-- PROBLEM --
Gather every line from the entries below that includes "ning".

-- AVAILABLE RECORDS --
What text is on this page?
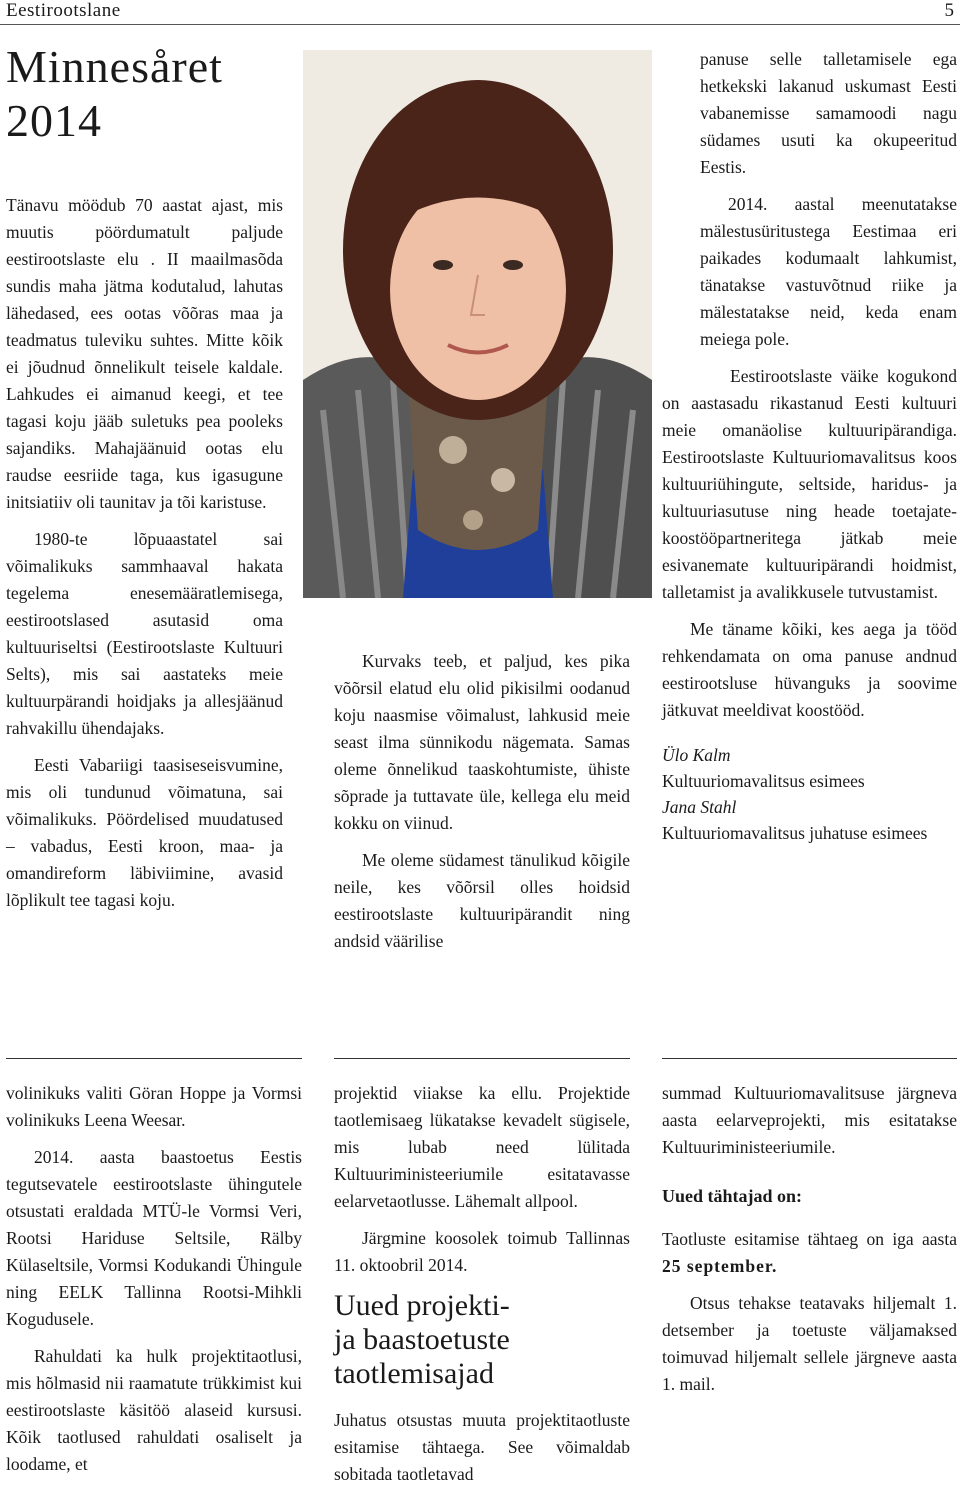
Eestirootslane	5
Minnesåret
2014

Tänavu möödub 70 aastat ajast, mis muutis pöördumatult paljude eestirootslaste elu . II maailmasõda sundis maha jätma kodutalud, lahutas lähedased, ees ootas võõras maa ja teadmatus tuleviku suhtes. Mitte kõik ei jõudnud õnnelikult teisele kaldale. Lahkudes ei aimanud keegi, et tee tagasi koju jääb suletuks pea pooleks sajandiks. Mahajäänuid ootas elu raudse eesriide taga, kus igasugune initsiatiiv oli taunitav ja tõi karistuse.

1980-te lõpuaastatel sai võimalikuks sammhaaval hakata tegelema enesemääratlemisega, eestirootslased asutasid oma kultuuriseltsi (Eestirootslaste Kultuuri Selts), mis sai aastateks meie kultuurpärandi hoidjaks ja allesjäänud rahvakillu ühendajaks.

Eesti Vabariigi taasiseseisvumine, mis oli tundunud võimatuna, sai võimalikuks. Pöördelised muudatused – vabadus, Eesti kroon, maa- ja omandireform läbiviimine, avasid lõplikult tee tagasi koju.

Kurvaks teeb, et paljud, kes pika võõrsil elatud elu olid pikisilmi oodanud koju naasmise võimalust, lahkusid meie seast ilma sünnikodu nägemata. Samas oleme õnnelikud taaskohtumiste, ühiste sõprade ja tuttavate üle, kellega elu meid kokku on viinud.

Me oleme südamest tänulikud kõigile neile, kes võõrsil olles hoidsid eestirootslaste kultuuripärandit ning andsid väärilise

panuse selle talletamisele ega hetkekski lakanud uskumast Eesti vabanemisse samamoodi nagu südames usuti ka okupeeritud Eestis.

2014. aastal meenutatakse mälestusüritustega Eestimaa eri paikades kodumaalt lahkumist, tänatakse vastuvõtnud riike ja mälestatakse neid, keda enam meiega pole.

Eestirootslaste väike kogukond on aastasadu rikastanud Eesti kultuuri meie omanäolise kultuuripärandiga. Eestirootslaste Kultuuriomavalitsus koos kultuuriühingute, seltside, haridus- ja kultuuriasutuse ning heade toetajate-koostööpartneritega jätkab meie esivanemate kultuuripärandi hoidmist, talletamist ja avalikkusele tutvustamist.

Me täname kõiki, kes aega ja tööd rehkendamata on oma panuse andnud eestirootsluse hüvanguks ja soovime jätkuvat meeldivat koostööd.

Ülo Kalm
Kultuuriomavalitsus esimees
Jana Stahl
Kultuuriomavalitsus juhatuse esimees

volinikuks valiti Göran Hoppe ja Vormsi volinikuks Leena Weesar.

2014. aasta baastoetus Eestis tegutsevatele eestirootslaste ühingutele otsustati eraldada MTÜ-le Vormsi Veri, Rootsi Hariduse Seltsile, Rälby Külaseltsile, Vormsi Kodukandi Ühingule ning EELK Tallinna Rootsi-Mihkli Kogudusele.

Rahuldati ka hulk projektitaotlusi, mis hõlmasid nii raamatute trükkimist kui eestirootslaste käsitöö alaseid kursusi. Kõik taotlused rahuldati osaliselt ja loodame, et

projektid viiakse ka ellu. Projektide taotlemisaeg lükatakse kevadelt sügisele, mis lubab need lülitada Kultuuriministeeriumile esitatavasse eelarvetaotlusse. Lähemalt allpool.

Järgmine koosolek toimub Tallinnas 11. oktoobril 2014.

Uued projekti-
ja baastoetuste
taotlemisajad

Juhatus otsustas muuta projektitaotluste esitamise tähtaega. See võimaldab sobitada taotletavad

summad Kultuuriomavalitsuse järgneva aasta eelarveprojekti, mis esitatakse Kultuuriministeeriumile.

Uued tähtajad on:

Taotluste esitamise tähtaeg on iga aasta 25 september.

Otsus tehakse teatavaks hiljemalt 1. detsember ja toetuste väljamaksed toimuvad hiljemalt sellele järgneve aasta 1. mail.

-- EXPECTED ANSWER --
Me oleme südamest tänulikud kõigile neile, kes võõrsil olles hoidsid eestirootslaste kultuuripärandit ning andsid väärilise
Eestirootslaste väike kogukond on aastasadu rikastanud Eesti kultuuri meie omanäolise kultuuripärandiga. Eestirootslaste Kultuuriomavalitsus koos kultuuriühingute, seltside, haridus- ja kultuuriasutuse ning heade toetajate-koostööpartneritega jätkab meie esivanemate kultuuripärandi hoidmist, talletamist ja avalikkusele tutvustamist.
2014. aasta baastoetus Eestis tegutsevatele eestirootslaste ühingutele otsustati eraldada MTÜ-le Vormsi Veri, Rootsi Hariduse Seltsile, Rälby Külaseltsile, Vormsi Kodukandi Ühingule ning EELK Tallinna Rootsi-Mihkli Kogudusele.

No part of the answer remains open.